* **WORK TO COMPLETE**: Identify all lines of the data containing the string "name" and copy them.

[Data tied to figure images]
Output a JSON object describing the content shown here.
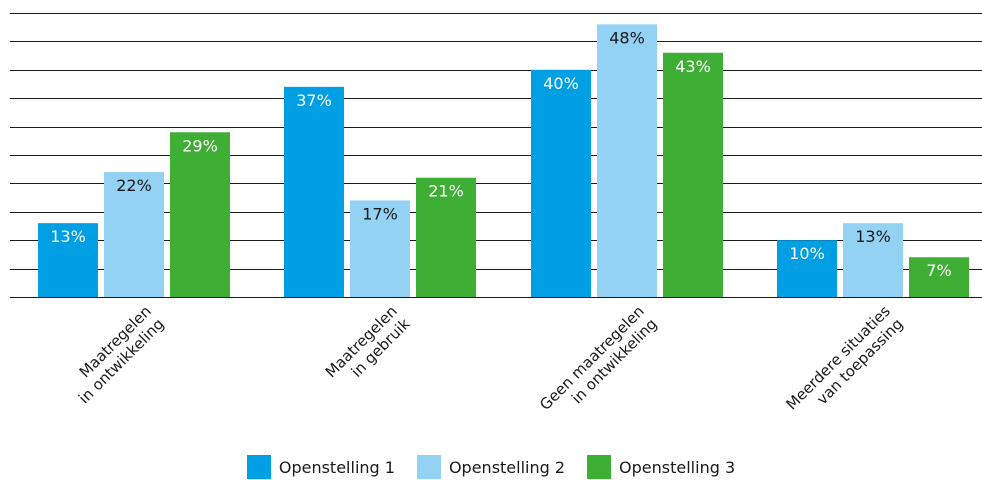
{
  "chart_data": {
    "type": "bar",
    "categories": [
      [
        "Maatregelen",
        "in ontwikkeling"
      ],
      [
        "Maatregelen",
        "in gebruik"
      ],
      [
        "Geen maatregelen",
        "in ontwikkeling"
      ],
      [
        "Meerdere situaties",
        "van toepassing"
      ]
    ],
    "series": [
      {
        "name": "Openstelling 1",
        "color": "#009fe3",
        "values": [
          13,
          37,
          40,
          10
        ],
        "labels": [
          "13%",
          "37%",
          "40%",
          "10%"
        ]
      },
      {
        "name": "Openstelling 2",
        "color": "#94d2f4",
        "values": [
          22,
          17,
          48,
          13
        ],
        "labels": [
          "22%",
          "17%",
          "48%",
          "13%"
        ]
      },
      {
        "name": "Openstelling 3",
        "color": "#3fae34",
        "values": [
          29,
          21,
          43,
          7
        ],
        "labels": [
          "29%",
          "21%",
          "43%",
          "7%"
        ]
      }
    ],
    "ylim": [
      0,
      50
    ],
    "grid_step": 5,
    "grid": true,
    "legend_position": "bottom",
    "label_color_on_dark": "#ffffff",
    "label_color_on_light": "#1a1a1a"
  }
}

* **SOLUTION FOR THIS TASK**:
        "name": "Openstelling 1",
        "name": "Openstelling 2",
        "name": "Openstelling 3",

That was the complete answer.